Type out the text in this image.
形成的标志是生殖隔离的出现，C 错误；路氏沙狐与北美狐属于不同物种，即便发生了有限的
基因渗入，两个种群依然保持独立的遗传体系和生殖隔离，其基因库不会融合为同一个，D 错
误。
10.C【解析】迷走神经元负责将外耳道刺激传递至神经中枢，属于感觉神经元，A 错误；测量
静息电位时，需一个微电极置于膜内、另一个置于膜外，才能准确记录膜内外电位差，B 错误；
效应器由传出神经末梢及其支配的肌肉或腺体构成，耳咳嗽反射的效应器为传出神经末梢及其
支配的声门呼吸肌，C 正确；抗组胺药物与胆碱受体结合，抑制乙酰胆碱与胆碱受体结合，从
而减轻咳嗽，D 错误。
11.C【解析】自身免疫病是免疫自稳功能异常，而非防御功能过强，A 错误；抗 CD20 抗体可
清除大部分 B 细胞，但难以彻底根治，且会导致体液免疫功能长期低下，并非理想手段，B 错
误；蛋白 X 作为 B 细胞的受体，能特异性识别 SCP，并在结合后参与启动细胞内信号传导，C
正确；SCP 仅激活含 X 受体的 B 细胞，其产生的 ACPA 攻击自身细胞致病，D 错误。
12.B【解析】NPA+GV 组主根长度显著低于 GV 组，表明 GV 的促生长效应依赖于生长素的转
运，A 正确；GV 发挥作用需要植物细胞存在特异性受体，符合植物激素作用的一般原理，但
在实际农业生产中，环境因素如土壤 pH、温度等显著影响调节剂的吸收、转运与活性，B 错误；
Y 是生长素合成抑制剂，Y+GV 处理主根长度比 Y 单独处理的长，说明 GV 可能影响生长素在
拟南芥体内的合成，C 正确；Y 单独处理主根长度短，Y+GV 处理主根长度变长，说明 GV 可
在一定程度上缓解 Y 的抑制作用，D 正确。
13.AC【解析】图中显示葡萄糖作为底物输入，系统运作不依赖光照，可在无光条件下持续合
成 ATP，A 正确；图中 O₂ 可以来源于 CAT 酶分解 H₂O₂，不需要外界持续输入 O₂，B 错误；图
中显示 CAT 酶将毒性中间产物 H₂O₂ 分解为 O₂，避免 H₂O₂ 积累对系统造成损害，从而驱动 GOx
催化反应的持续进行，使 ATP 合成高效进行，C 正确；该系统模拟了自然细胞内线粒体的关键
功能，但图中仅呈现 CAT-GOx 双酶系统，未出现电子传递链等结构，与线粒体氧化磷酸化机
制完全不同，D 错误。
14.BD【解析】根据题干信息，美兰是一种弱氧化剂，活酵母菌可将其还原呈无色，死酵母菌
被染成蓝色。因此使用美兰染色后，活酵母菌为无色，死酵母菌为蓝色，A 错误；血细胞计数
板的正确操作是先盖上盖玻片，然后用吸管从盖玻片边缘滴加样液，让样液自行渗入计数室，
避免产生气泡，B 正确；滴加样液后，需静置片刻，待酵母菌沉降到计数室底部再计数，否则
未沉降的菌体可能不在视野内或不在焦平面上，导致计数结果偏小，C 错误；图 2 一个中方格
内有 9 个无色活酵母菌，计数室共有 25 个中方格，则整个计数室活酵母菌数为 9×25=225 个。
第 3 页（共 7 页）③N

--

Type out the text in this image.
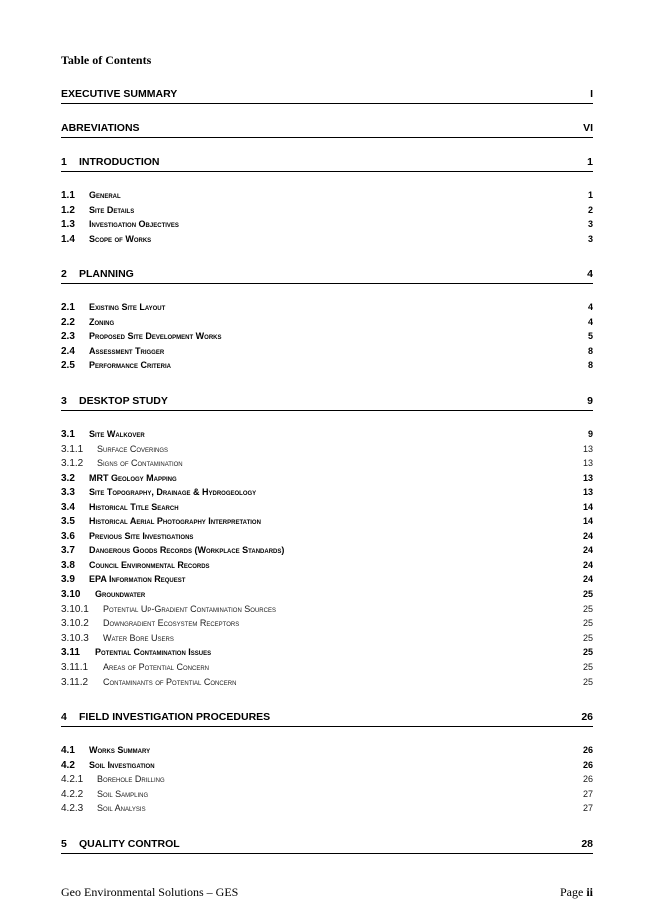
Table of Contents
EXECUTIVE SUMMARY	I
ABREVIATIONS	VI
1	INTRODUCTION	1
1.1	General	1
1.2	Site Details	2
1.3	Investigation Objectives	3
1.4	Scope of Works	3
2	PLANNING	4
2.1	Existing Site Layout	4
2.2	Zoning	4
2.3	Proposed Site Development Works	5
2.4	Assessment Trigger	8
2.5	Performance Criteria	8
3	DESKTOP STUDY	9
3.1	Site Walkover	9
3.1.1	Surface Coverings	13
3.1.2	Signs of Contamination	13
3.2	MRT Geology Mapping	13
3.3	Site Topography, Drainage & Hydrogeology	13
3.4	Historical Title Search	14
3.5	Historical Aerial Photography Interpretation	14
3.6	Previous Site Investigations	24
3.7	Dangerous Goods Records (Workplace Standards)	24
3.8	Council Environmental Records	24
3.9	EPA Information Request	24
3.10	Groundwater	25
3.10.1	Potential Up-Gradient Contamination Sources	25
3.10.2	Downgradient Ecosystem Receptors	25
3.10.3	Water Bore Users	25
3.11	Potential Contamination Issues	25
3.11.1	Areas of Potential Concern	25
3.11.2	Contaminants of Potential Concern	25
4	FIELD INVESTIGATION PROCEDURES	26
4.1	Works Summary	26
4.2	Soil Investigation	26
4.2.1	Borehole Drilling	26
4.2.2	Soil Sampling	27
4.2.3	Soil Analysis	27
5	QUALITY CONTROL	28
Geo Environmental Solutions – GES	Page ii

> What you need to do: Your task is to gather all lines from the entries above that hold the word "Concern".

> Solution to this task:
3.11.1	Areas of Potential Concern	25
3.11.2	Contaminants of Potential Concern	25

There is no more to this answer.